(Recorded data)
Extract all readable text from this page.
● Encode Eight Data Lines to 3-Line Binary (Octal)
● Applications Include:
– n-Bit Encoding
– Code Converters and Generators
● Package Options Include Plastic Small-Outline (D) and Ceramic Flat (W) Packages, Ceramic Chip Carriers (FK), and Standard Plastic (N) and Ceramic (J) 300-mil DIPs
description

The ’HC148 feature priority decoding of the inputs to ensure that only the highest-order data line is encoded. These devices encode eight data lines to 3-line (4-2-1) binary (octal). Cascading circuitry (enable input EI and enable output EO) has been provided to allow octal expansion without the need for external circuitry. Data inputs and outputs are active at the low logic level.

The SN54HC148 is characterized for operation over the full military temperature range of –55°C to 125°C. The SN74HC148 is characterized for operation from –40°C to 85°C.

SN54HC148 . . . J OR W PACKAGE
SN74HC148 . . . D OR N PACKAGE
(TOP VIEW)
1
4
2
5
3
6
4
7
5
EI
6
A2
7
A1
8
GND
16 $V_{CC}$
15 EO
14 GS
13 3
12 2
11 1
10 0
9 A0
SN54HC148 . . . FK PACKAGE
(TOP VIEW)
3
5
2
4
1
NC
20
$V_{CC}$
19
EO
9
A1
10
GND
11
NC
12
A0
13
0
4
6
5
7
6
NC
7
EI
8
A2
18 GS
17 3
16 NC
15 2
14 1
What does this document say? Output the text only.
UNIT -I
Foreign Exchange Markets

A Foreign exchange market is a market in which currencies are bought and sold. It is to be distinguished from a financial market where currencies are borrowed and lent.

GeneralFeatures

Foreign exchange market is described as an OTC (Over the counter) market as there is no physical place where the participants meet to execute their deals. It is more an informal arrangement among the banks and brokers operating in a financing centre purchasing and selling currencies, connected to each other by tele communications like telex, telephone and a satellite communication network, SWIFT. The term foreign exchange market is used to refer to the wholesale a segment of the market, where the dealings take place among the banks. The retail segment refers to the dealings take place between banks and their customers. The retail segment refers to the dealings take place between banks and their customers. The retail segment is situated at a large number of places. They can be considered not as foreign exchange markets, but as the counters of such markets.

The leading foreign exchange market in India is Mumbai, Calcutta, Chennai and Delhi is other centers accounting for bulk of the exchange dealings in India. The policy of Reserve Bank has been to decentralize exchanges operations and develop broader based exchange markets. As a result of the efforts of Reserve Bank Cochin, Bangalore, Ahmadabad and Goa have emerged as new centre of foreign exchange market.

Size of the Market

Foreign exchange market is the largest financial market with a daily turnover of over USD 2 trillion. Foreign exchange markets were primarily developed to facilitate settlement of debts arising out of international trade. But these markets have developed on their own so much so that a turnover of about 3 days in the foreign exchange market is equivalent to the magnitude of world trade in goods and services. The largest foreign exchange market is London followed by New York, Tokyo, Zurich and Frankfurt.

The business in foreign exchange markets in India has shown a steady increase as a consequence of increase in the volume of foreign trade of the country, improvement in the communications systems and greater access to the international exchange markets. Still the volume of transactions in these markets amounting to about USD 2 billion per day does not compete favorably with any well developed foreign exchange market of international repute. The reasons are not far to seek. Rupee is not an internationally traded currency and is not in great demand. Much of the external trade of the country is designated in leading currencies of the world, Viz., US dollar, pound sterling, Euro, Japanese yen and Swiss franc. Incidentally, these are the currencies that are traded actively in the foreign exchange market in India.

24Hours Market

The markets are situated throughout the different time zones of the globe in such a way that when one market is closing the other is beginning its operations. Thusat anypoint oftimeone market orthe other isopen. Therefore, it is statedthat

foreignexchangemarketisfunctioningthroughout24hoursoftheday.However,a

- Instructions for the task
Extract each line of the listing above, copying it word for word.

- Correct output
Extract all readable text from this page.
● Encode Eight Data Lines to 3-Line Binary (Octal)
● Applications Include:
– n-Bit Encoding
– Code Converters and Generators
● Package Options Include Plastic Small-Outline (D) and Ceramic Flat (W) Packages, Ceramic Chip Carriers (FK), and Standard Plastic (N) and Ceramic (J) 300-mil DIPs
description

The ’HC148 feature priority decoding of the inputs to ensure that only the highest-order data line is encoded. These devices encode eight data lines to 3-line (4-2-1) binary (octal). Cascading circuitry (enable input EI and enable output EO) has been provided to allow octal expansion without the need for external circuitry. Data inputs and outputs are active at the low logic level.

The SN54HC148 is characterized for operation over the full military temperature range of –55°C to 125°C. The SN74HC148 is characterized for operation from –40°C to 85°C.

SN54HC148 . . . J OR W PACKAGE
SN74HC148 . . . D OR N PACKAGE
(TOP VIEW)
1
4
2
5
3
6
4
7
5
EI
6
A2
7
A1
8
GND
16 $V_{CC}$
15 EO
14 GS
13 3
12 2
11 1
10 0
9 A0
SN54HC148 . . . FK PACKAGE
(TOP VIEW)
3
5
2
4
1
NC
20
$V_{CC}$
19
EO
9
A1
10
GND
11
NC
12
A0
13
0
4
6
5
7
6
NC
7
EI
8
A2
18 GS
17 3
16 NC
15 2
14 1
What does this document say? Output the text only.
UNIT -I
Foreign Exchange Markets

A Foreign exchange market is a market in which currencies are bought and sold. It is to be distinguished from a financial market where currencies are borrowed and lent.

GeneralFeatures

Foreign exchange market is described as an OTC (Over the counter) market as there is no physical place where the participants meet to execute their deals. It is more an informal arrangement among the banks and brokers operating in a financing centre purchasing and selling currencies, connected to each other by tele communications like telex, telephone and a satellite communication network, SWIFT. The term foreign exchange market is used to refer to the wholesale a segment of the market, where the dealings take place among the banks. The retail segment refers to the dealings take place between banks and their customers. The retail segment refers to the dealings take place between banks and their customers. The retail segment is situated at a large number of places. They can be considered not as foreign exchange markets, but as the counters of such markets.

The leading foreign exchange market in India is Mumbai, Calcutta, Chennai and Delhi is other centers accounting for bulk of the exchange dealings in India. The policy of Reserve Bank has been to decentralize exchanges operations and develop broader based exchange markets. As a result of the efforts of Reserve Bank Cochin, Bangalore, Ahmadabad and Goa have emerged as new centre of foreign exchange market.

Size of the Market

Foreign exchange market is the largest financial market with a daily turnover of over USD 2 trillion. Foreign exchange markets were primarily developed to facilitate settlement of debts arising out of international trade. But these markets have developed on their own so much so that a turnover of about 3 days in the foreign exchange market is equivalent to the magnitude of world trade in goods and services. The largest foreign exchange market is London followed by New York, Tokyo, Zurich and Frankfurt.

The business in foreign exchange markets in India has shown a steady increase as a consequence of increase in the volume of foreign trade of the country, improvement in the communications systems and greater access to the international exchange markets. Still the volume of transactions in these markets amounting to about USD 2 billion per day does not compete favorably with any well developed foreign exchange market of international repute. The reasons are not far to seek. Rupee is not an internationally traded currency and is not in great demand. Much of the external trade of the country is designated in leading currencies of the world, Viz., US dollar, pound sterling, Euro, Japanese yen and Swiss franc. Incidentally, these are the currencies that are traded actively in the foreign exchange market in India.

24Hours Market

The markets are situated throughout the different time zones of the globe in such a way that when one market is closing the other is beginning its operations. Thusat anypoint oftimeone market orthe other isopen. Therefore, it is statedthat

foreignexchangemarketisfunctioningthroughout24hoursoftheday.However,a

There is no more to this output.